TASK STATEMENT: List each line holding the string "this".

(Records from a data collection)
══════════
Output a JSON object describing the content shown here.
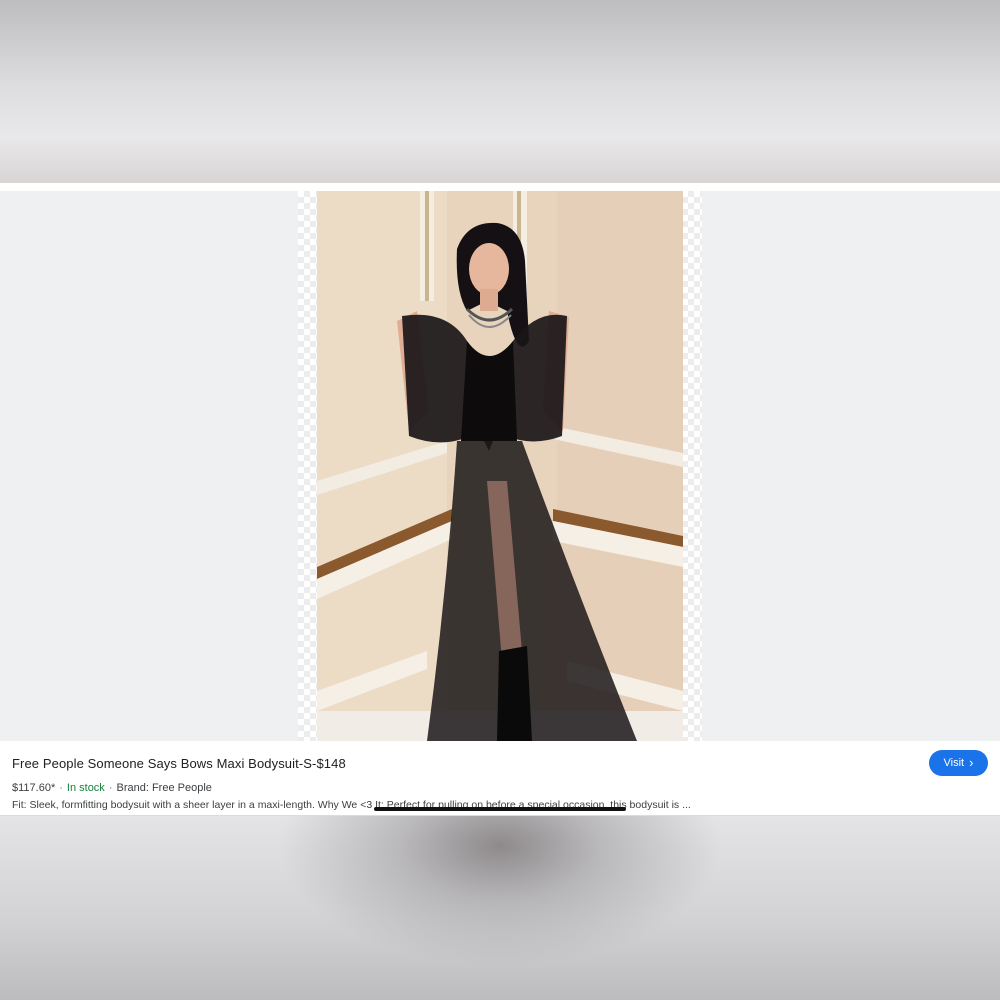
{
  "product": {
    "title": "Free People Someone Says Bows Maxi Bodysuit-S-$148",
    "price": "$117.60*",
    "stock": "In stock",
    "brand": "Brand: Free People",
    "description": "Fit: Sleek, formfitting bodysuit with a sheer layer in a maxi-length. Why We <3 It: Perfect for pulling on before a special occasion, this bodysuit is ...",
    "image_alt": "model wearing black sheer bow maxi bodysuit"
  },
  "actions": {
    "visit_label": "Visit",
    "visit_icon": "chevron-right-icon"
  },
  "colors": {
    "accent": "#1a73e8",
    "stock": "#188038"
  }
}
══════════
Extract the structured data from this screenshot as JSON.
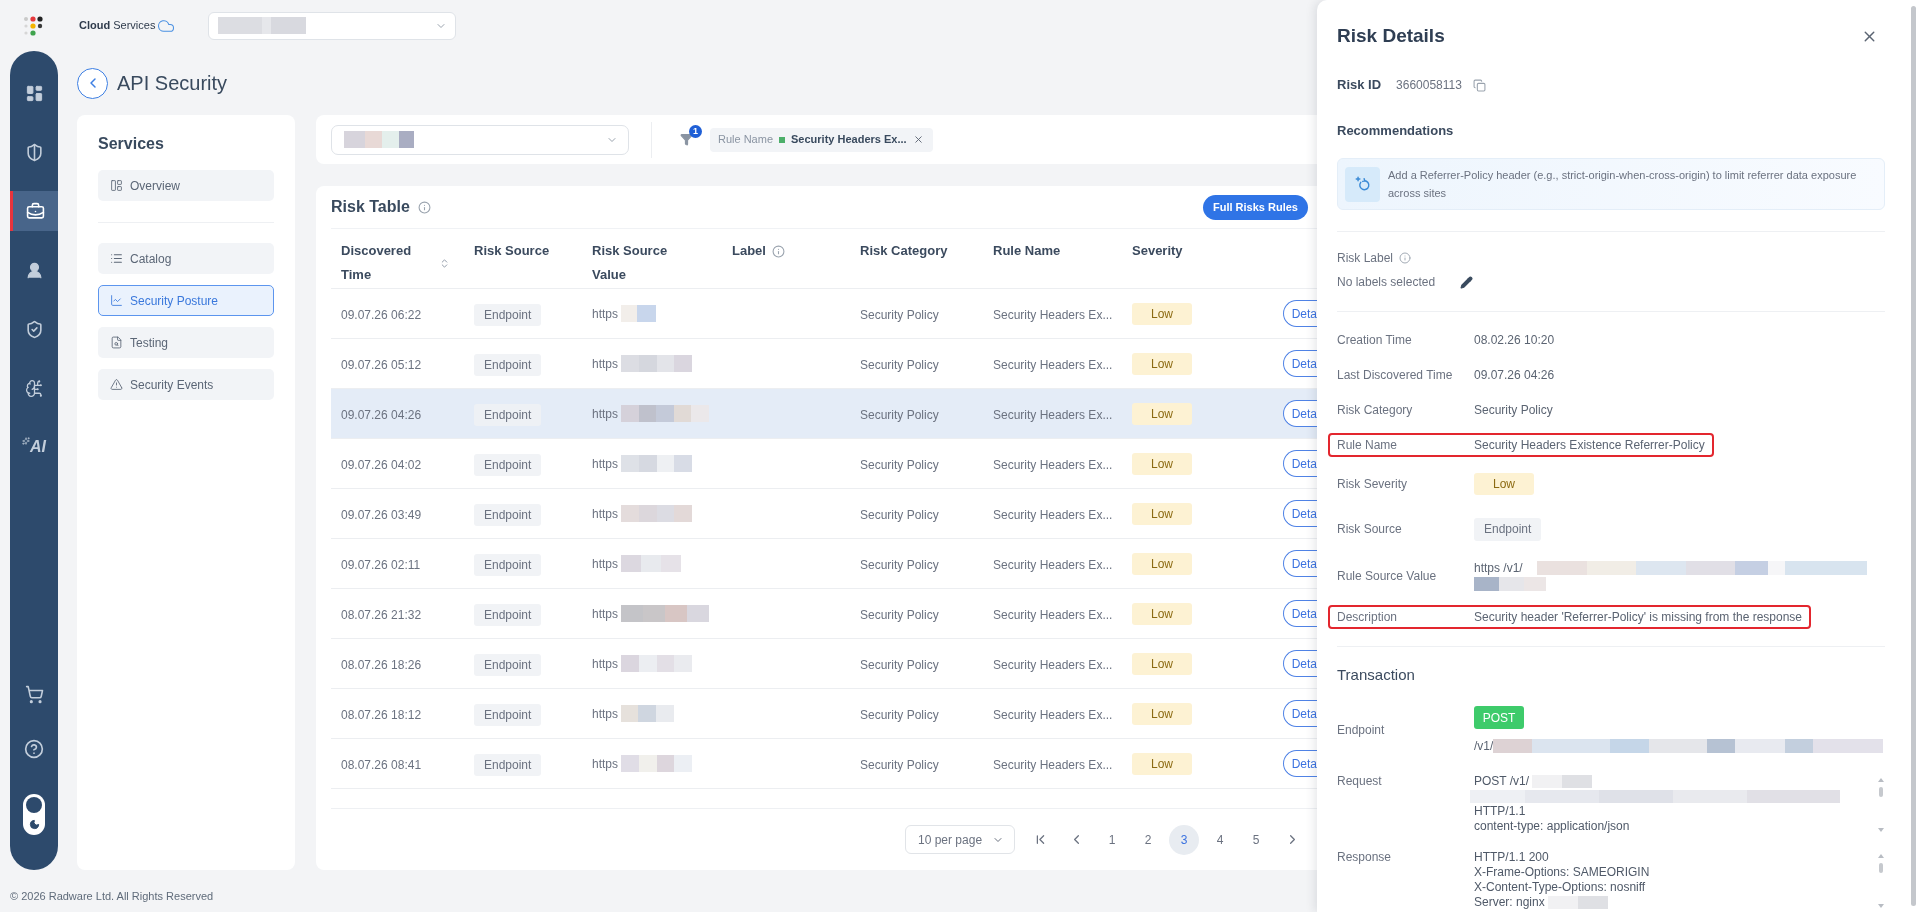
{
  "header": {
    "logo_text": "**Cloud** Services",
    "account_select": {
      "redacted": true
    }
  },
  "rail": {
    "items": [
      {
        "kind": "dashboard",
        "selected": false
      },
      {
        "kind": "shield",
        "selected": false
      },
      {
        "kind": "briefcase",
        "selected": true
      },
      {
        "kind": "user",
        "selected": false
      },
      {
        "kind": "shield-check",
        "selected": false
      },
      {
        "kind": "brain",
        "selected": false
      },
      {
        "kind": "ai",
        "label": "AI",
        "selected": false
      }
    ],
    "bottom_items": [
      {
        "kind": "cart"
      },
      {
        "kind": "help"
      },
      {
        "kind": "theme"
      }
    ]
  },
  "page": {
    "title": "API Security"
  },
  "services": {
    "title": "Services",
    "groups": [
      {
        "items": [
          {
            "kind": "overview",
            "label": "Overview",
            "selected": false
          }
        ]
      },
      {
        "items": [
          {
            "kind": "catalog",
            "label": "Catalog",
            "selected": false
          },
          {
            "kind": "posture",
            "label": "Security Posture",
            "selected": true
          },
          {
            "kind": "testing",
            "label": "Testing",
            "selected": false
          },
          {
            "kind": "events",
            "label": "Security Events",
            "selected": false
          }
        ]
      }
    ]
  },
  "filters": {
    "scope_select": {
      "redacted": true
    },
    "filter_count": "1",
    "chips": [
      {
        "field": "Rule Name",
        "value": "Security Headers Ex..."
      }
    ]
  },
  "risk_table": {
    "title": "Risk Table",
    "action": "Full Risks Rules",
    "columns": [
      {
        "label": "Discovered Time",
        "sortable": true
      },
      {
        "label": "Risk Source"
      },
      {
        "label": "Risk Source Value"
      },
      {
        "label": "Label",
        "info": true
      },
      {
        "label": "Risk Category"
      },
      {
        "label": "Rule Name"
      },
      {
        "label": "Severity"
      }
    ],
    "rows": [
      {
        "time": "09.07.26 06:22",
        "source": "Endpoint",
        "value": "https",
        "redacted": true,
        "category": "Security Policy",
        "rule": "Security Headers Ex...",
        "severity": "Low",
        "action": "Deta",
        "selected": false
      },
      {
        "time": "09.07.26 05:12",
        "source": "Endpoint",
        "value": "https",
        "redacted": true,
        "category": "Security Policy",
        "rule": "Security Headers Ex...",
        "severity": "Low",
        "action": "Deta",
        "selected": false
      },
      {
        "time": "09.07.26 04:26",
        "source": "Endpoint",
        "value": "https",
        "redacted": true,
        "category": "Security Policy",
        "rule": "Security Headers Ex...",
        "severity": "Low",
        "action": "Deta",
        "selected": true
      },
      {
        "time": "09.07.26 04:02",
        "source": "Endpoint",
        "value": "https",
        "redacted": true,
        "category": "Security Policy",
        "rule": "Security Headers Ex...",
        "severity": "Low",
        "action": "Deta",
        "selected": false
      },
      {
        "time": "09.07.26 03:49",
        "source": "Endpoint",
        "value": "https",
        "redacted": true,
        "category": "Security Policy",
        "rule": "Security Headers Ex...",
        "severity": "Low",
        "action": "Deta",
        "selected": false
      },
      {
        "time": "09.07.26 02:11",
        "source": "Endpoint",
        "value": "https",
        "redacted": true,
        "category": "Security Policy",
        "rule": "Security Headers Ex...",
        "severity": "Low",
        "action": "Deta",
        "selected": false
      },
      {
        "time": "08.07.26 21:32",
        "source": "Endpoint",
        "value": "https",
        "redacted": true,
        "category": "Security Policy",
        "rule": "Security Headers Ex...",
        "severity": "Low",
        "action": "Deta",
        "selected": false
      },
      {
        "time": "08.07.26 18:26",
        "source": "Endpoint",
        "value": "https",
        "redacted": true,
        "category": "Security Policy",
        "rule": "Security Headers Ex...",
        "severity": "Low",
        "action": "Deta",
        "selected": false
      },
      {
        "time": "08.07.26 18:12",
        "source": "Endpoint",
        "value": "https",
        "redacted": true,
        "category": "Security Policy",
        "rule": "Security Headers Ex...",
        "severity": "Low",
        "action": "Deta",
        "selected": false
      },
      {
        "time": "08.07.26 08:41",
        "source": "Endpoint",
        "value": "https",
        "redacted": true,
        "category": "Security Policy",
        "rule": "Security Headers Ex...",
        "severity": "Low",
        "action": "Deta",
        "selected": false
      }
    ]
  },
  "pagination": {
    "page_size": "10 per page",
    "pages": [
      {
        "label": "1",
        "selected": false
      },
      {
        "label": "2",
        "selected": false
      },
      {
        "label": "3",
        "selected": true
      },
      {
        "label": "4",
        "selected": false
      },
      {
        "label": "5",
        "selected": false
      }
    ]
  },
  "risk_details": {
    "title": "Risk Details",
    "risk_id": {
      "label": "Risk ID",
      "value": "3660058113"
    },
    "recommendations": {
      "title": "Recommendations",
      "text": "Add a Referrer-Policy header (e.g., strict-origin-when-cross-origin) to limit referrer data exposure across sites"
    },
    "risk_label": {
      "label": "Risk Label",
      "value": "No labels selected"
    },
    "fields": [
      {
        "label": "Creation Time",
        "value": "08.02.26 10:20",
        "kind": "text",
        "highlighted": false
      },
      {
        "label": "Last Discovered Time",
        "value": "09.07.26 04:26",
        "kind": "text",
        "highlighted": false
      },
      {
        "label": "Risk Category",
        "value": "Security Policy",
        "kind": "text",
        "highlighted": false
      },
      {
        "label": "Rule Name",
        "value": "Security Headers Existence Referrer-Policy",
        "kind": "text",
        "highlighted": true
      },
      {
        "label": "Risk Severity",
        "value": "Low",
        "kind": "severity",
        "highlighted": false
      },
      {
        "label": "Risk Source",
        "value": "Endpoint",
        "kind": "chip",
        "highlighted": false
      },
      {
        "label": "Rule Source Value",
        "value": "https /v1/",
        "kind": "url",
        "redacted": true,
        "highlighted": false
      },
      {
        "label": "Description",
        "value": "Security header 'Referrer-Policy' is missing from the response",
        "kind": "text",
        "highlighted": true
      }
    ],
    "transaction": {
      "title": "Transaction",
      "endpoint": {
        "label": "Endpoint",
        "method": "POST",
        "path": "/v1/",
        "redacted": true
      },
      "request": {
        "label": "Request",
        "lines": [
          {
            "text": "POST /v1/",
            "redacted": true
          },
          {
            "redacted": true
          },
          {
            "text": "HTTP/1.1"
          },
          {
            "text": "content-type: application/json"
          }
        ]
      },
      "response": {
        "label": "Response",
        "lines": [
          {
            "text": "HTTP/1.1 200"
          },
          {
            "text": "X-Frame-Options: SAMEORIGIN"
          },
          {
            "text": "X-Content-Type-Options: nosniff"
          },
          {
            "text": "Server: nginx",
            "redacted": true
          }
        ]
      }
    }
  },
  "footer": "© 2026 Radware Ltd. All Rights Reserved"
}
══════════
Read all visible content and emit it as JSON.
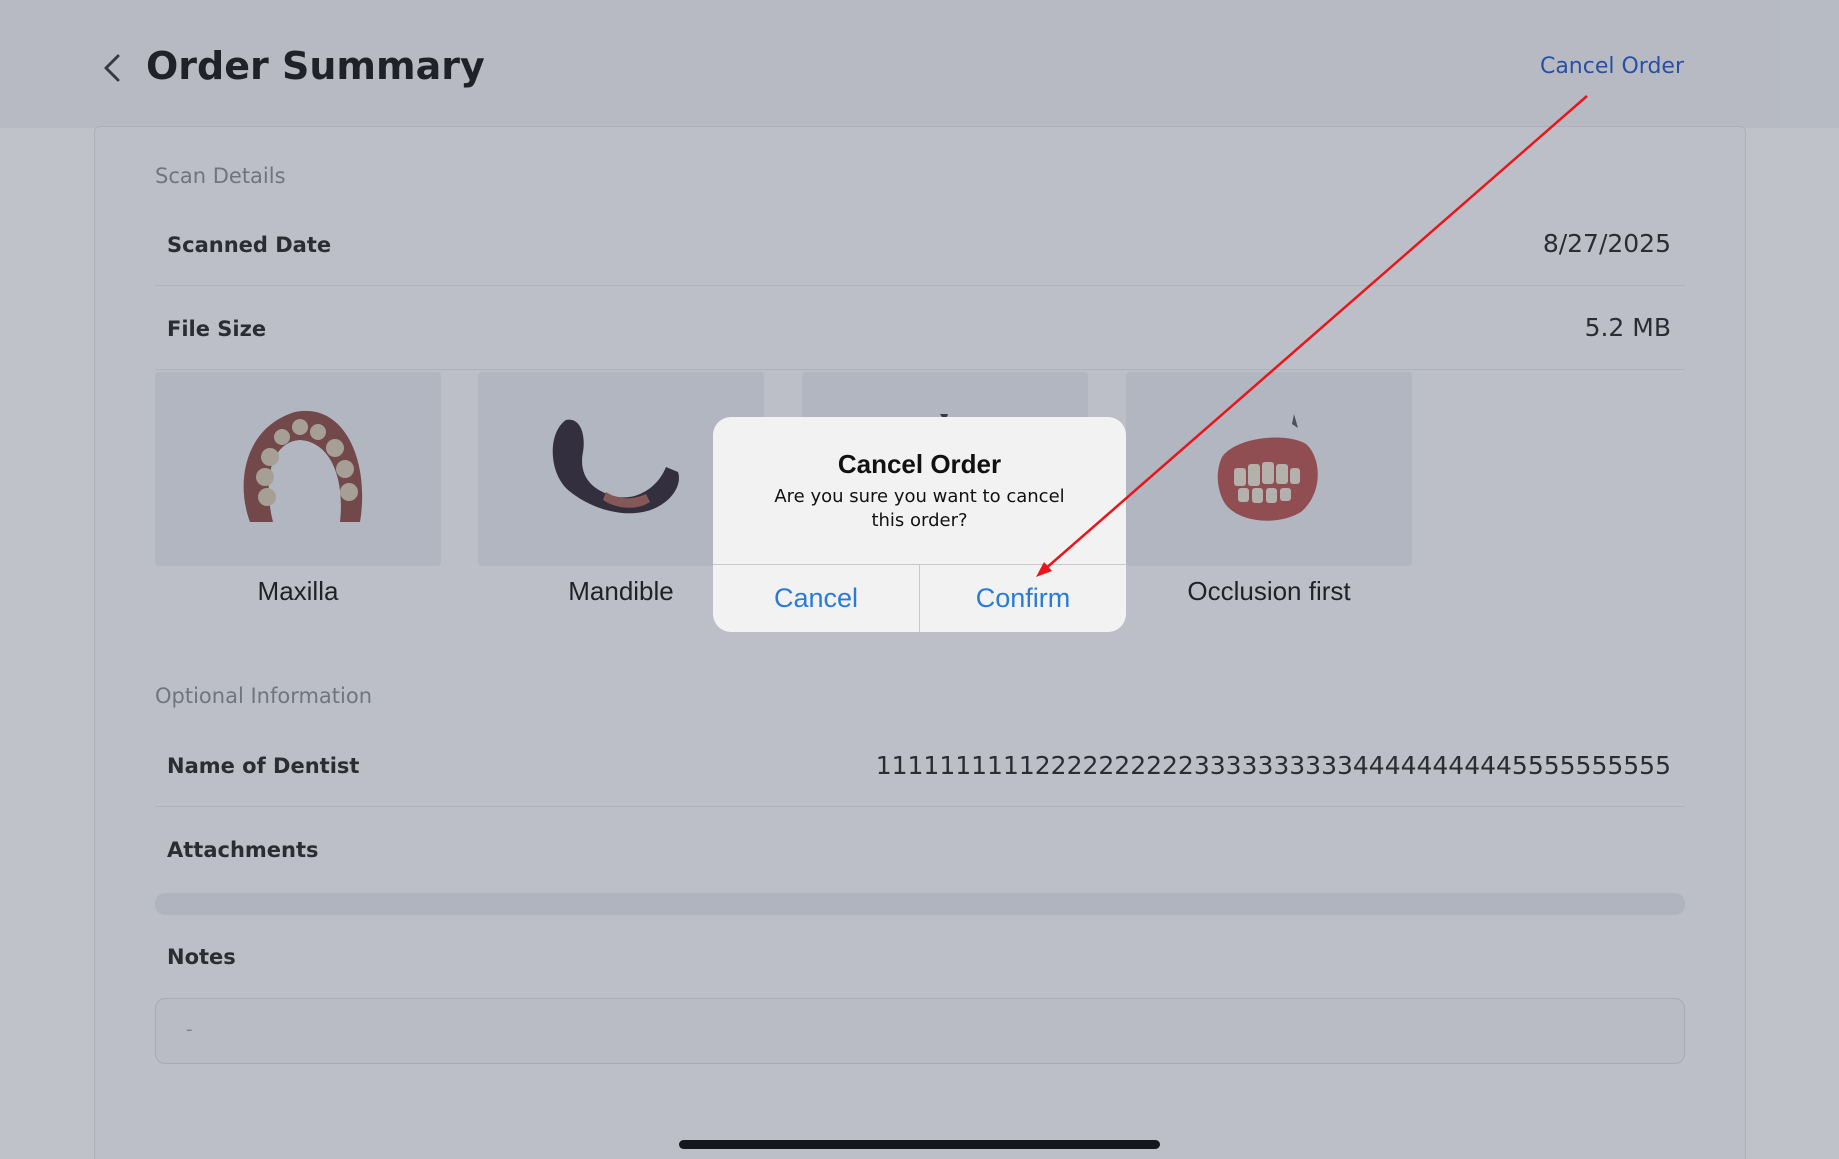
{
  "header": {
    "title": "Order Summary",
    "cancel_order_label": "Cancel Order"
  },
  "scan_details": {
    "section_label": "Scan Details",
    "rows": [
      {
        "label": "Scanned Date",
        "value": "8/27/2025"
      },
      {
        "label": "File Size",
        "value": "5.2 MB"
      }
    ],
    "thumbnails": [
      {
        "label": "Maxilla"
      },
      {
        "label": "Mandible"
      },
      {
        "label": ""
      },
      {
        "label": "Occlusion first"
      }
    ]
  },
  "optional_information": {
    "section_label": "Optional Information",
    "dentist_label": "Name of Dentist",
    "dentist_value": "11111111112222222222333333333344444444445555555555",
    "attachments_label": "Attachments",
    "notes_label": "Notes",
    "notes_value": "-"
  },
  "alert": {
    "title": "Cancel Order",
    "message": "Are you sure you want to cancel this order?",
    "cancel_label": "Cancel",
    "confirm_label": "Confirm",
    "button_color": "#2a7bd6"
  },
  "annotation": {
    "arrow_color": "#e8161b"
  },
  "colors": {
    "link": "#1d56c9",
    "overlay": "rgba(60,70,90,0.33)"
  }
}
══════════
COMPLETE RESPONSE:
    "description": "Fit: Sleek, formfitting bodysuit with a sheer layer in a maxi-length. Why We <3 It: Perfect for pulling on before a special occasion, this bodysuit is ...",
Extract the structured data from this screenshot as JSON.
    "message": "Are you sure you want to cancel this order?",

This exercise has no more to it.